Can you write out all the lines word for word, with no pictures?

[Start]

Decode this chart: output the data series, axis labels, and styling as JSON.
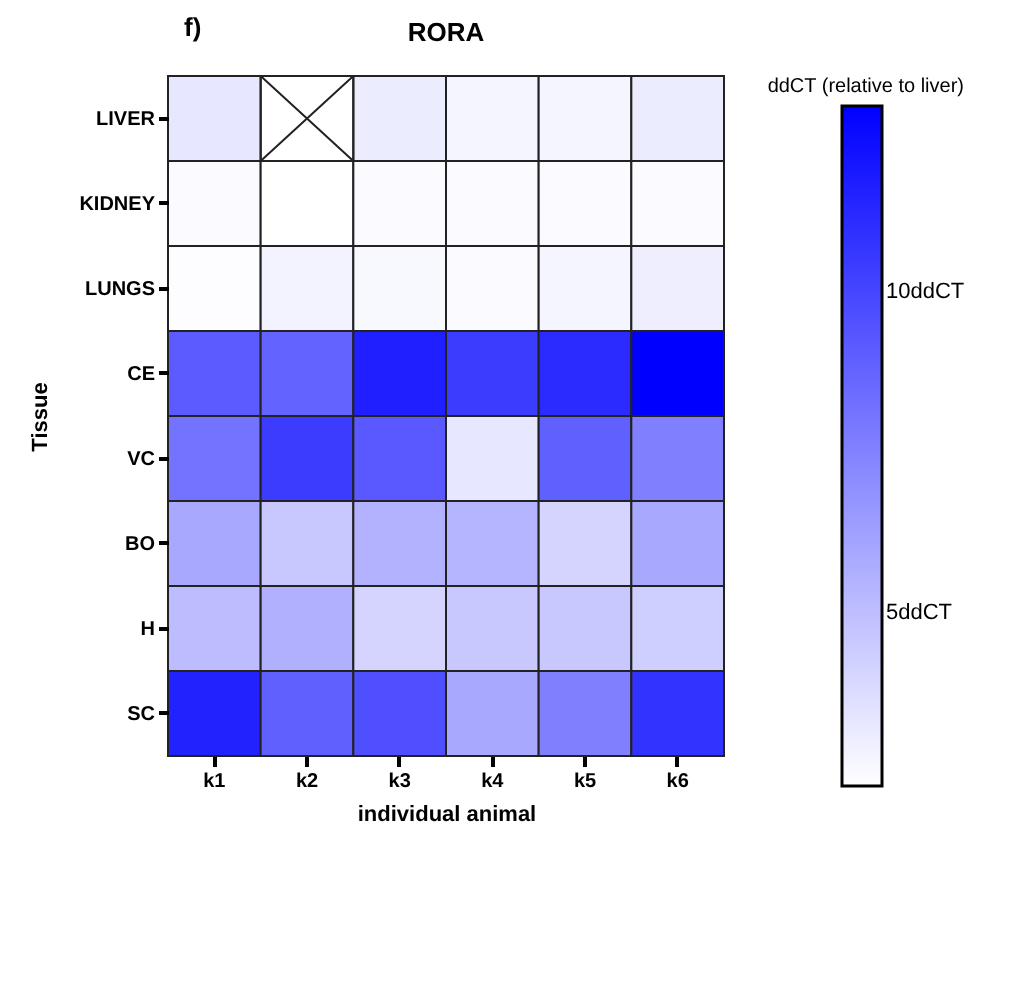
{
  "chart_data": {
    "type": "heatmap",
    "title": "RORA",
    "annotations": [
      "f)"
    ],
    "xlabel": "individual animal",
    "ylabel": "Tissue",
    "legend_title": "ddCT (relative to liver)",
    "categories": [
      "k1",
      "k2",
      "k3",
      "k4",
      "k5",
      "k6"
    ],
    "y_categories": [
      "LIVER",
      "KIDNEY",
      "LUNGS",
      "CE",
      "VC",
      "BO",
      "H",
      "SC"
    ],
    "cells": [
      [
        3.3,
        null,
        3.1,
        2.7,
        2.7,
        3.1
      ],
      [
        2.5,
        2.3,
        2.5,
        2.5,
        2.5,
        2.5
      ],
      [
        2.4,
        2.8,
        2.6,
        2.5,
        2.7,
        3.0
      ],
      [
        9.1,
        8.8,
        11.6,
        10.4,
        11.1,
        12.9
      ],
      [
        8.1,
        10.4,
        9.2,
        3.3,
        8.9,
        7.6
      ],
      [
        5.9,
        4.6,
        5.5,
        5.4,
        4.1,
        5.9
      ],
      [
        5.1,
        5.6,
        4.1,
        4.6,
        4.6,
        4.3
      ],
      [
        11.5,
        8.9,
        9.6,
        5.9,
        7.6,
        10.8
      ]
    ],
    "clim": [
      2.3,
      12.9
    ],
    "cticks": [
      {
        "value": 5,
        "label": "5ddCT"
      },
      {
        "value": 10,
        "label": "10ddCT"
      }
    ],
    "colors": [
      "#ffffff",
      "#0000ff"
    ]
  }
}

[End]

> _Complete answer_:
Decode this chart: output the data series, axis labels, and styling as JSON.
{
  "chart_data": {
    "type": "heatmap",
    "title": "RORA",
    "annotations": [
      "f)"
    ],
    "xlabel": "individual animal",
    "ylabel": "Tissue",
    "legend_title": "ddCT (relative to liver)",
    "categories": [
      "k1",
      "k2",
      "k3",
      "k4",
      "k5",
      "k6"
    ],
    "y_categories": [
      "LIVER",
      "KIDNEY",
      "LUNGS",
      "CE",
      "VC",
      "BO",
      "H",
      "SC"
    ],
    "cells": [
      [
        3.3,
        null,
        3.1,
        2.7,
        2.7,
        3.1
      ],
      [
        2.5,
        2.3,
        2.5,
        2.5,
        2.5,
        2.5
      ],
      [
        2.4,
        2.8,
        2.6,
        2.5,
        2.7,
        3.0
      ],
      [
        9.1,
        8.8,
        11.6,
        10.4,
        11.1,
        12.9
      ],
      [
        8.1,
        10.4,
        9.2,
        3.3,
        8.9,
        7.6
      ],
      [
        5.9,
        4.6,
        5.5,
        5.4,
        4.1,
        5.9
      ],
      [
        5.1,
        5.6,
        4.1,
        4.6,
        4.6,
        4.3
      ],
      [
        11.5,
        8.9,
        9.6,
        5.9,
        7.6,
        10.8
      ]
    ],
    "clim": [
      2.3,
      12.9
    ],
    "cticks": [
      {
        "value": 5,
        "label": "5ddCT"
      },
      {
        "value": 10,
        "label": "10ddCT"
      }
    ],
    "colors": [
      "#ffffff",
      "#0000ff"
    ]
  }
}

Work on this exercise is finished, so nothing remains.